**REQUIREMENTS:**
Each line that follows is to be retyped exactly.

**MATERIAL PROVIDED:**
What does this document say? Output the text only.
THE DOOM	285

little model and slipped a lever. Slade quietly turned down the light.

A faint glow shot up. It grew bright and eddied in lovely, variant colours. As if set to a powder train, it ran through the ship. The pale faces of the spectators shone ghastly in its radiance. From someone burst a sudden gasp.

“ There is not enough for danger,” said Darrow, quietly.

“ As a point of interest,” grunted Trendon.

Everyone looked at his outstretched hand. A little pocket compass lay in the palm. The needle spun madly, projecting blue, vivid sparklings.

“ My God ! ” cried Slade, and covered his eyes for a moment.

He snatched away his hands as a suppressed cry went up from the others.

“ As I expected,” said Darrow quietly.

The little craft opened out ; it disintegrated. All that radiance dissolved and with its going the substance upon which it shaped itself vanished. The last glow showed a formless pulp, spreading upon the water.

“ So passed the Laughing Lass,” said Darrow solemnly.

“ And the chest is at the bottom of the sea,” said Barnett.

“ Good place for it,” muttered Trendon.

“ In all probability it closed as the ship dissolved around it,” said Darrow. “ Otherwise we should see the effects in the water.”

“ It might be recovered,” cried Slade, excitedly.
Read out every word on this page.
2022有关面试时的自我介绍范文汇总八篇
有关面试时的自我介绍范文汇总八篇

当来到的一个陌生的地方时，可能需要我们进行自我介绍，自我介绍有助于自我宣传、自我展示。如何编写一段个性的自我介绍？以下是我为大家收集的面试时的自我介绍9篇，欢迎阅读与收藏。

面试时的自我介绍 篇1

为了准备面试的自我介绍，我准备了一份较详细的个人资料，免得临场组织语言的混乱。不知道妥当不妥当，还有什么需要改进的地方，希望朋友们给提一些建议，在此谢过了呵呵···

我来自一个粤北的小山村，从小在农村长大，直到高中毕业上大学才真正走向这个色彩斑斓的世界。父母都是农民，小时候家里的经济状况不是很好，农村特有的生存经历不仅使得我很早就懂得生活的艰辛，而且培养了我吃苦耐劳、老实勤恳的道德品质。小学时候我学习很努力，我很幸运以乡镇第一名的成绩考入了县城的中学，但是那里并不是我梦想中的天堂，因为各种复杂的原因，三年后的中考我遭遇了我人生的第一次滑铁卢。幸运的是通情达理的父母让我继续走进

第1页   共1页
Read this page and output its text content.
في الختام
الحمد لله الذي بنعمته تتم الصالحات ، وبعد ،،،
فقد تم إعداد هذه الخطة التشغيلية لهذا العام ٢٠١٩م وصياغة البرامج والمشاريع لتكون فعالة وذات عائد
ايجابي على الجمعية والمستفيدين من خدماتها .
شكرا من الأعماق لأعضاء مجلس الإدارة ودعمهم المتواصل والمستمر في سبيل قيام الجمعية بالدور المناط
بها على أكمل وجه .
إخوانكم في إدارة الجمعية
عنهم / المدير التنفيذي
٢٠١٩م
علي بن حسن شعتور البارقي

**FINISHED ANSWER:**
What does this document say? Output the text only.
THE DOOM	285

little model and slipped a lever. Slade quietly turned down the light.

A faint glow shot up. It grew bright and eddied in lovely, variant colours. As if set to a powder train, it ran through the ship. The pale faces of the spectators shone ghastly in its radiance. From someone burst a sudden gasp.

“ There is not enough for danger,” said Darrow, quietly.

“ As a point of interest,” grunted Trendon.

Everyone looked at his outstretched hand. A little pocket compass lay in the palm. The needle spun madly, projecting blue, vivid sparklings.

“ My God ! ” cried Slade, and covered his eyes for a moment.

He snatched away his hands as a suppressed cry went up from the others.

“ As I expected,” said Darrow quietly.

The little craft opened out ; it disintegrated. All that radiance dissolved and with its going the substance upon which it shaped itself vanished. The last glow showed a formless pulp, spreading upon the water.

“ So passed the Laughing Lass,” said Darrow solemnly.

“ And the chest is at the bottom of the sea,” said Barnett.

“ Good place for it,” muttered Trendon.

“ In all probability it closed as the ship dissolved around it,” said Darrow. “ Otherwise we should see the effects in the water.”

“ It might be recovered,” cried Slade, excitedly.
Read out every word on this page.
2022有关面试时的自我介绍范文汇总八篇
有关面试时的自我介绍范文汇总八篇

当来到的一个陌生的地方时，可能需要我们进行自我介绍，自我介绍有助于自我宣传、自我展示。如何编写一段个性的自我介绍？以下是我为大家收集的面试时的自我介绍9篇，欢迎阅读与收藏。

面试时的自我介绍 篇1

为了准备面试的自我介绍，我准备了一份较详细的个人资料，免得临场组织语言的混乱。不知道妥当不妥当，还有什么需要改进的地方，希望朋友们给提一些建议，在此谢过了呵呵···

我来自一个粤北的小山村，从小在农村长大，直到高中毕业上大学才真正走向这个色彩斑斓的世界。父母都是农民，小时候家里的经济状况不是很好，农村特有的生存经历不仅使得我很早就懂得生活的艰辛，而且培养了我吃苦耐劳、老实勤恳的道德品质。小学时候我学习很努力，我很幸运以乡镇第一名的成绩考入了县城的中学，但是那里并不是我梦想中的天堂，因为各种复杂的原因，三年后的中考我遭遇了我人生的第一次滑铁卢。幸运的是通情达理的父母让我继续走进

第1页   共1页
Read this page and output its text content.
في الختام
الحمد لله الذي بنعمته تتم الصالحات ، وبعد ،،،
فقد تم إعداد هذه الخطة التشغيلية لهذا العام ٢٠١٩م وصياغة البرامج والمشاريع لتكون فعالة وذات عائد
ايجابي على الجمعية والمستفيدين من خدماتها .
شكرا من الأعماق لأعضاء مجلس الإدارة ودعمهم المتواصل والمستمر في سبيل قيام الجمعية بالدور المناط
بها على أكمل وجه .
إخوانكم في إدارة الجمعية
عنهم / المدير التنفيذي
٢٠١٩م
علي بن حسن شعتور البارقي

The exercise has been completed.